* **The request**
Find the lines in these entries that include the word "background" and state how many there are, with no other words.

* **Extracted data**
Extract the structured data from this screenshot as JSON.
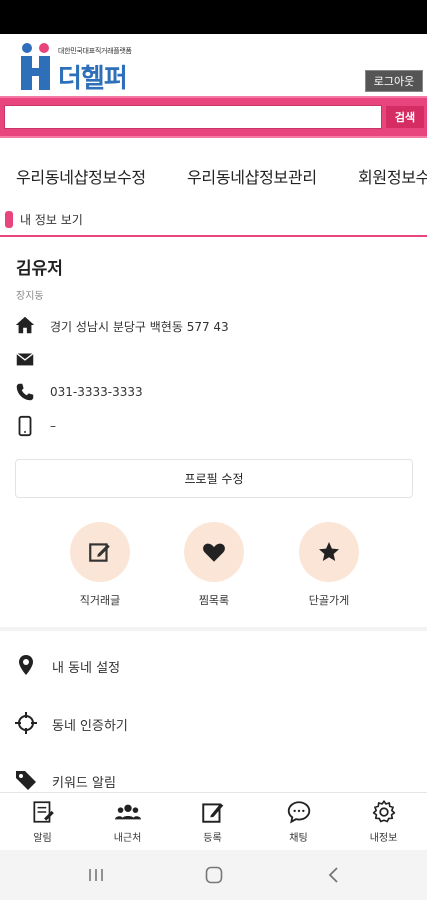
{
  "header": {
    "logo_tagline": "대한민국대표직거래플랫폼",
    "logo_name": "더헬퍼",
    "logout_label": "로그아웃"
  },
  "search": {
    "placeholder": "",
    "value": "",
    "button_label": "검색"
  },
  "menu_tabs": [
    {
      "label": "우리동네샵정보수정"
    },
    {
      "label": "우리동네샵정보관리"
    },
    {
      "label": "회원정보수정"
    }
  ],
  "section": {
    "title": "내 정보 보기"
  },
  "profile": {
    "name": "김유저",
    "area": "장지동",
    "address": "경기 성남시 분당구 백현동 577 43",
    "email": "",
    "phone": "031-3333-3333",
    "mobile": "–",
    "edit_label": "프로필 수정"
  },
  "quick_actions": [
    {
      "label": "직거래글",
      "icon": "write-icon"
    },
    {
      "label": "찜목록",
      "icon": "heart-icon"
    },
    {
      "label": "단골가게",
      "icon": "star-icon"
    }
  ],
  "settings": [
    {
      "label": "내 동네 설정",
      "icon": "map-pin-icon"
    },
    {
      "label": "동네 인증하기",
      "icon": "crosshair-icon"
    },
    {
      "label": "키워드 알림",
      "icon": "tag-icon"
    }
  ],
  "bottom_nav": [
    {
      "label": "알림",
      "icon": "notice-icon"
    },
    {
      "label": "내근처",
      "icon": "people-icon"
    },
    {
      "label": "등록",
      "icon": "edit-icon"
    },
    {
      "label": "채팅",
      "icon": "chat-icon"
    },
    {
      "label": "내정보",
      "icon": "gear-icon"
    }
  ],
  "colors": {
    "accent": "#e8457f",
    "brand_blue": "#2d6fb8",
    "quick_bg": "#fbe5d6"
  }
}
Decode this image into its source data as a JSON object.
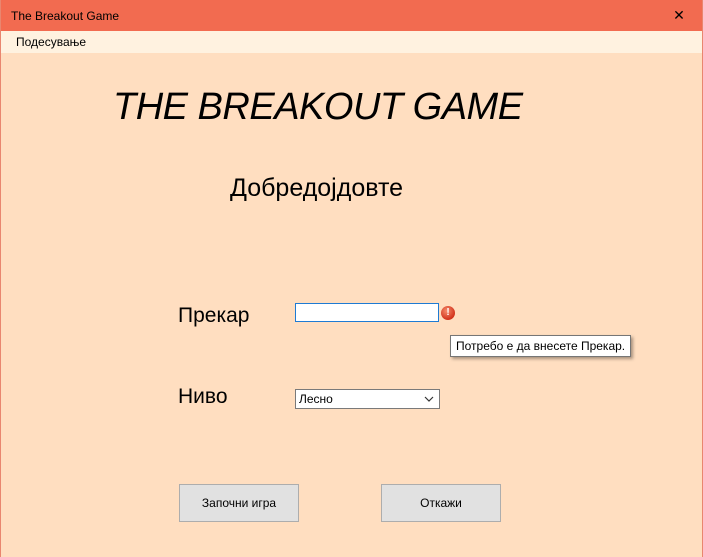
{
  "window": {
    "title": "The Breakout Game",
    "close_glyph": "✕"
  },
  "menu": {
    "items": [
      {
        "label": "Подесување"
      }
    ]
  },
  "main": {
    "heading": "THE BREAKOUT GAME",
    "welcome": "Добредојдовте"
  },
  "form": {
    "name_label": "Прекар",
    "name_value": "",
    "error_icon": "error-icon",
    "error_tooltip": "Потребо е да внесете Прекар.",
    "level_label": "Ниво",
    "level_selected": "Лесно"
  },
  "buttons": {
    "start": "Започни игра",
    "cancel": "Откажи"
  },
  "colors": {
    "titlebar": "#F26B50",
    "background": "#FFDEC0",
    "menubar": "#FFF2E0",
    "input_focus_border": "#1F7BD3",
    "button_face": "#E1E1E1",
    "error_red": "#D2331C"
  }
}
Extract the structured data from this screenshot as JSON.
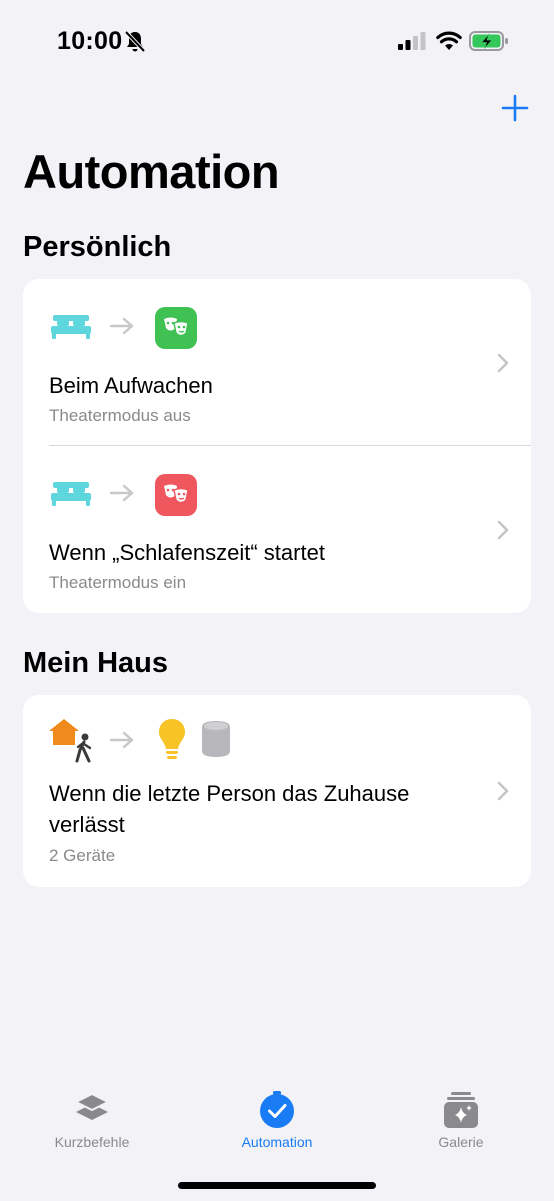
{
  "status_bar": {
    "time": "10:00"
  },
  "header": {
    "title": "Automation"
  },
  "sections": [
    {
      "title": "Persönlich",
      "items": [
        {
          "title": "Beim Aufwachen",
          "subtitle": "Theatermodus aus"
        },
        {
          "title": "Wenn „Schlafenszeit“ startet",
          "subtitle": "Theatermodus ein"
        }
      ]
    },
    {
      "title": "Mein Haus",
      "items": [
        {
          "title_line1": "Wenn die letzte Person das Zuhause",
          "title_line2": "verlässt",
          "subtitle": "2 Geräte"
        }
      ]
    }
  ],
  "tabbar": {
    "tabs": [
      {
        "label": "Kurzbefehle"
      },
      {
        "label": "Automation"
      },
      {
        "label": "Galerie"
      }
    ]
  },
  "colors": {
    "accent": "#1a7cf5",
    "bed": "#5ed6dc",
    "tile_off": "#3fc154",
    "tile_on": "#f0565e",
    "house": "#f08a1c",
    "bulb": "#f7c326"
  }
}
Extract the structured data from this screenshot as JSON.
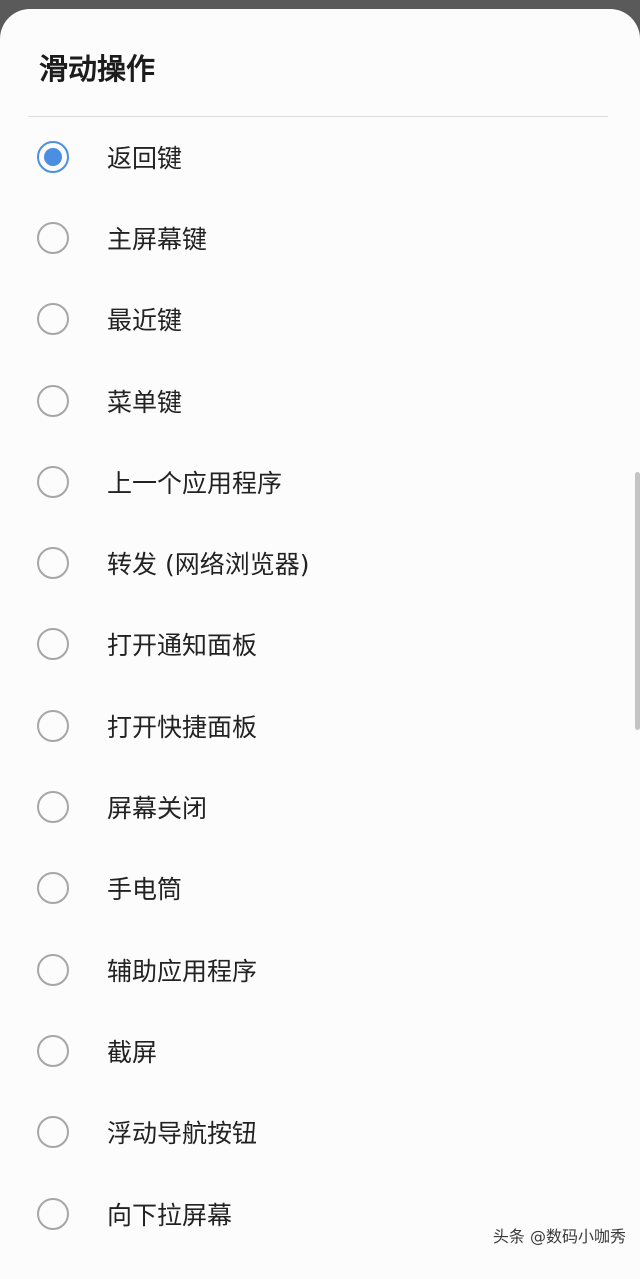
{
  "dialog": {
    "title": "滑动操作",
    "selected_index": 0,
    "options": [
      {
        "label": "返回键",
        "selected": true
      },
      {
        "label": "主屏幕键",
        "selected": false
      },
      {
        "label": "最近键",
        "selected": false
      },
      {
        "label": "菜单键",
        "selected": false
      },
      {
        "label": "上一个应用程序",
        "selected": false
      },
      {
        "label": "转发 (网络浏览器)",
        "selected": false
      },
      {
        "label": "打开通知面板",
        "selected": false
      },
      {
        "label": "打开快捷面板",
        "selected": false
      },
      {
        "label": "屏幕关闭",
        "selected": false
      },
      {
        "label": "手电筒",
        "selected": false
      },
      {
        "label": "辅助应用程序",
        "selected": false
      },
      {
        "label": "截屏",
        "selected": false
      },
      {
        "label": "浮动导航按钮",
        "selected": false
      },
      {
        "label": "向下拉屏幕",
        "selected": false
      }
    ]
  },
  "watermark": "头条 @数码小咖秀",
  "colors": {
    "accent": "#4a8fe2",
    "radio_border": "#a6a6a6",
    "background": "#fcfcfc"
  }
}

* * *

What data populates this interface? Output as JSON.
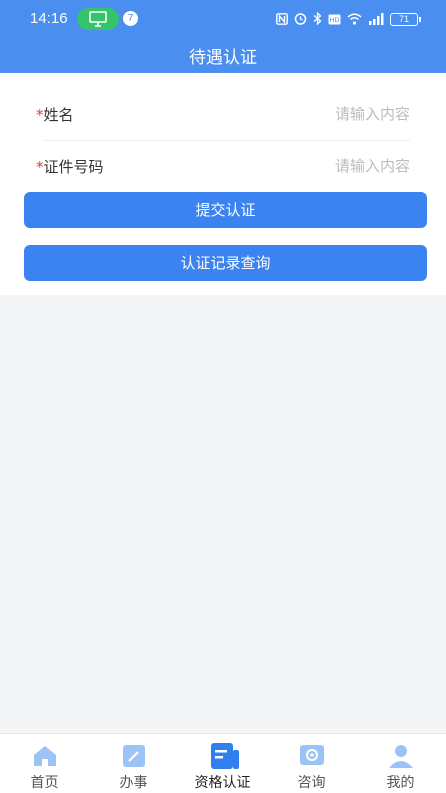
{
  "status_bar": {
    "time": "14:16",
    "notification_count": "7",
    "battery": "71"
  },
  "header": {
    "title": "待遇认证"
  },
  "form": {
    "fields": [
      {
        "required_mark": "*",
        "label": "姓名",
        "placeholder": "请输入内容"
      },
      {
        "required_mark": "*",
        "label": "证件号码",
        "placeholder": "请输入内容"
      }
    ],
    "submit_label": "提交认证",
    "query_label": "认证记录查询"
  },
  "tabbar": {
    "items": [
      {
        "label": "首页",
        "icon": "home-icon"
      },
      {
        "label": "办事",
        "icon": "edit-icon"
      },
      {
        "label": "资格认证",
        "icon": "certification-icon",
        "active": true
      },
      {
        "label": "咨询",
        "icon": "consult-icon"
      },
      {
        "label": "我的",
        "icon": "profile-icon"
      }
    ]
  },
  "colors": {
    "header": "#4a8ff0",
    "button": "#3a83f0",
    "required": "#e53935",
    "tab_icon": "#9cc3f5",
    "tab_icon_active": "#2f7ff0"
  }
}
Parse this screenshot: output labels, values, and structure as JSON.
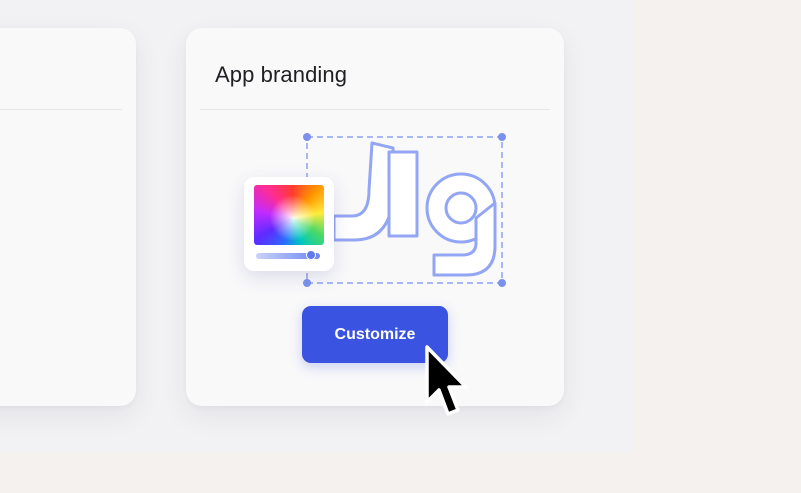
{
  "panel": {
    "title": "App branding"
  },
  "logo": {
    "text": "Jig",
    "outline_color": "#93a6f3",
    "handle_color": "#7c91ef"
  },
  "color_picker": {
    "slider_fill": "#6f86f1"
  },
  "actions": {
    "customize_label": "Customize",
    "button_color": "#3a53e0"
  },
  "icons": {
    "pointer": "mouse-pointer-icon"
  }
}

* **Finished task**
2